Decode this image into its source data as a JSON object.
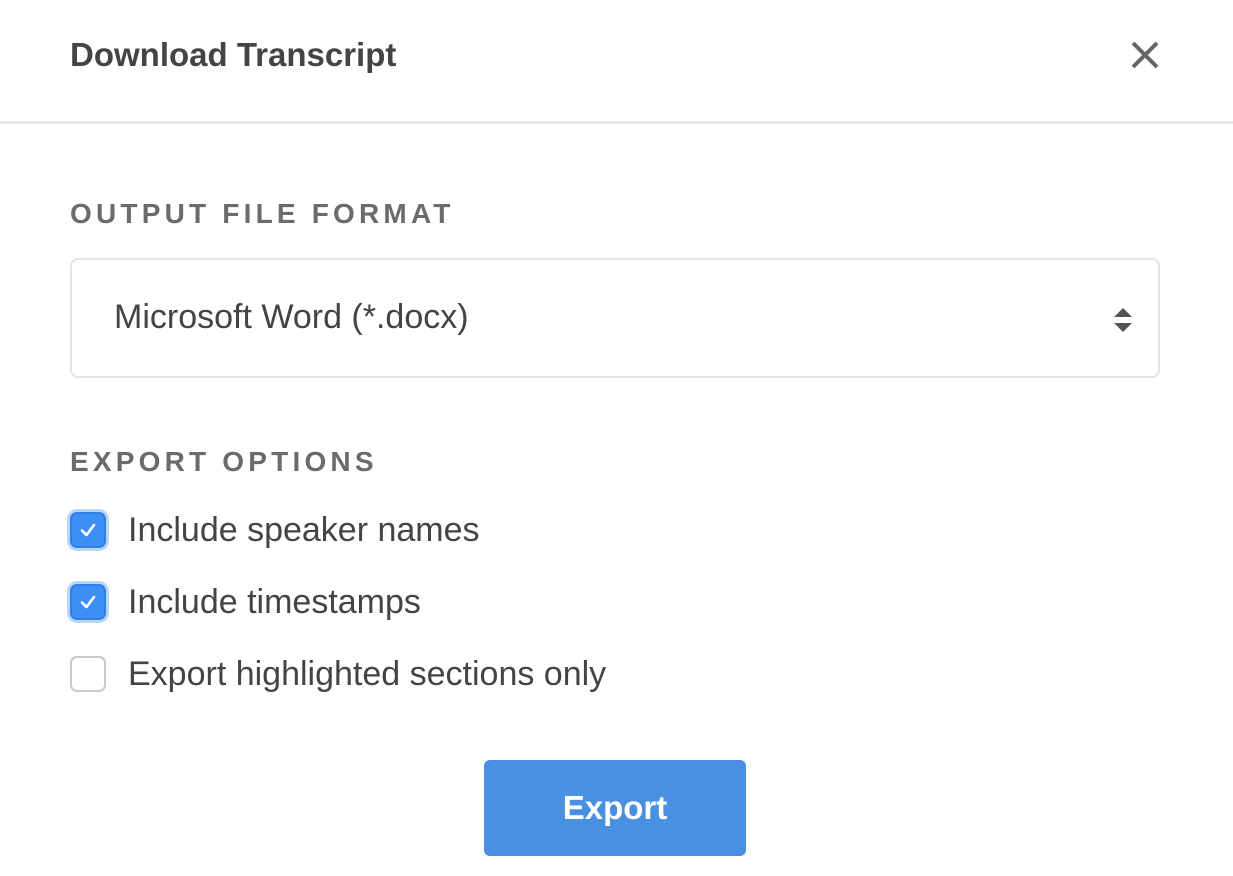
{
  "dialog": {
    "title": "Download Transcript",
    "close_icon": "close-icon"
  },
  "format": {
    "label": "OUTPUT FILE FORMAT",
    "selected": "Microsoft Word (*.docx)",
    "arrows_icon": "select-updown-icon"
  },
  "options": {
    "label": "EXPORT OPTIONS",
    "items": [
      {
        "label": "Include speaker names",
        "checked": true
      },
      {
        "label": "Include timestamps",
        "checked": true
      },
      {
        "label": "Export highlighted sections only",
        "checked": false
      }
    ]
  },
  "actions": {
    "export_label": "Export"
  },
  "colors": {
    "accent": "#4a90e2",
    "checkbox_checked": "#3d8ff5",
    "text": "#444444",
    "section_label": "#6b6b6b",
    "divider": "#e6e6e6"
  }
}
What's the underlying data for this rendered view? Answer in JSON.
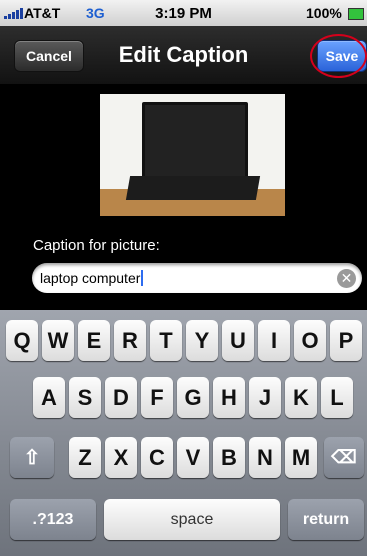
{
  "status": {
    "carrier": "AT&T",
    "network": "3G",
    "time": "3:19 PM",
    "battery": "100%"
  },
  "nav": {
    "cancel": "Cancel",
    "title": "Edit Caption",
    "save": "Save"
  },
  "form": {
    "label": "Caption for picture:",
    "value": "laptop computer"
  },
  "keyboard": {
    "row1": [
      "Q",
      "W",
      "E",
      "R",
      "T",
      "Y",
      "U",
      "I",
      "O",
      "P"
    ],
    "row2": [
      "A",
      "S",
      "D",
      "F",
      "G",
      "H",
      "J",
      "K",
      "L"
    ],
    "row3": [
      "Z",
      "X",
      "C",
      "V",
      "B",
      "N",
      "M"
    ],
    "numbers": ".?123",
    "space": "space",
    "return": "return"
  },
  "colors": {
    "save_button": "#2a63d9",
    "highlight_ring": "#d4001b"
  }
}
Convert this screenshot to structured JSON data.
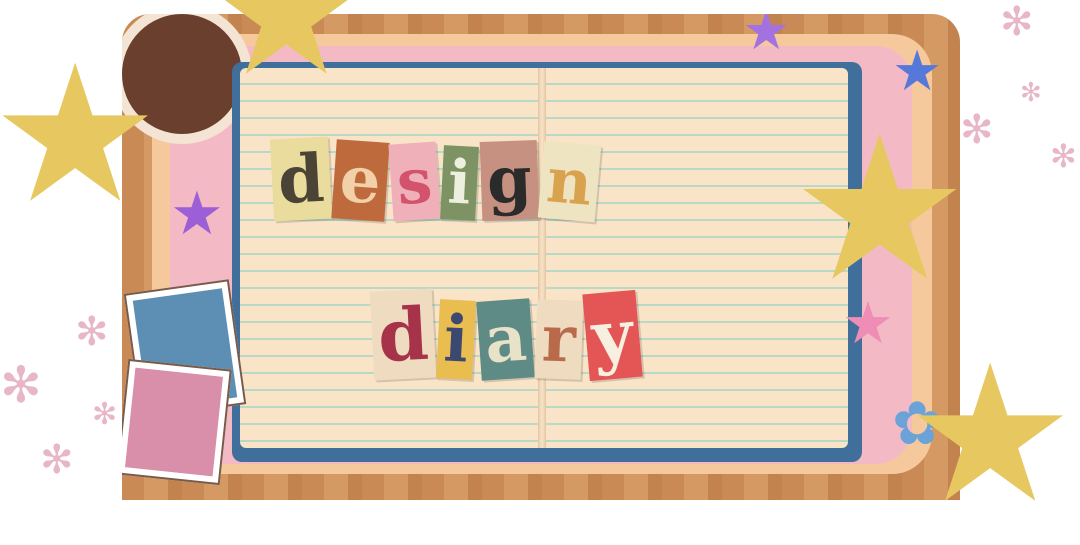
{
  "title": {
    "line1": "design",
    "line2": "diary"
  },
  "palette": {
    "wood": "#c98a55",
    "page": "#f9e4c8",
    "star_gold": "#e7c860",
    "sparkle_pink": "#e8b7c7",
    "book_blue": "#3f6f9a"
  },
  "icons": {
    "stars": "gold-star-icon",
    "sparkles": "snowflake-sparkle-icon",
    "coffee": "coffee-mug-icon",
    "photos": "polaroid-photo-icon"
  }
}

● **WORK TO DO**
From the data, pick out every line that includes "title".

● **FULL ANSWER**
    "title": "Download Transcript",
    "title": "Edit Caption",
  "title": {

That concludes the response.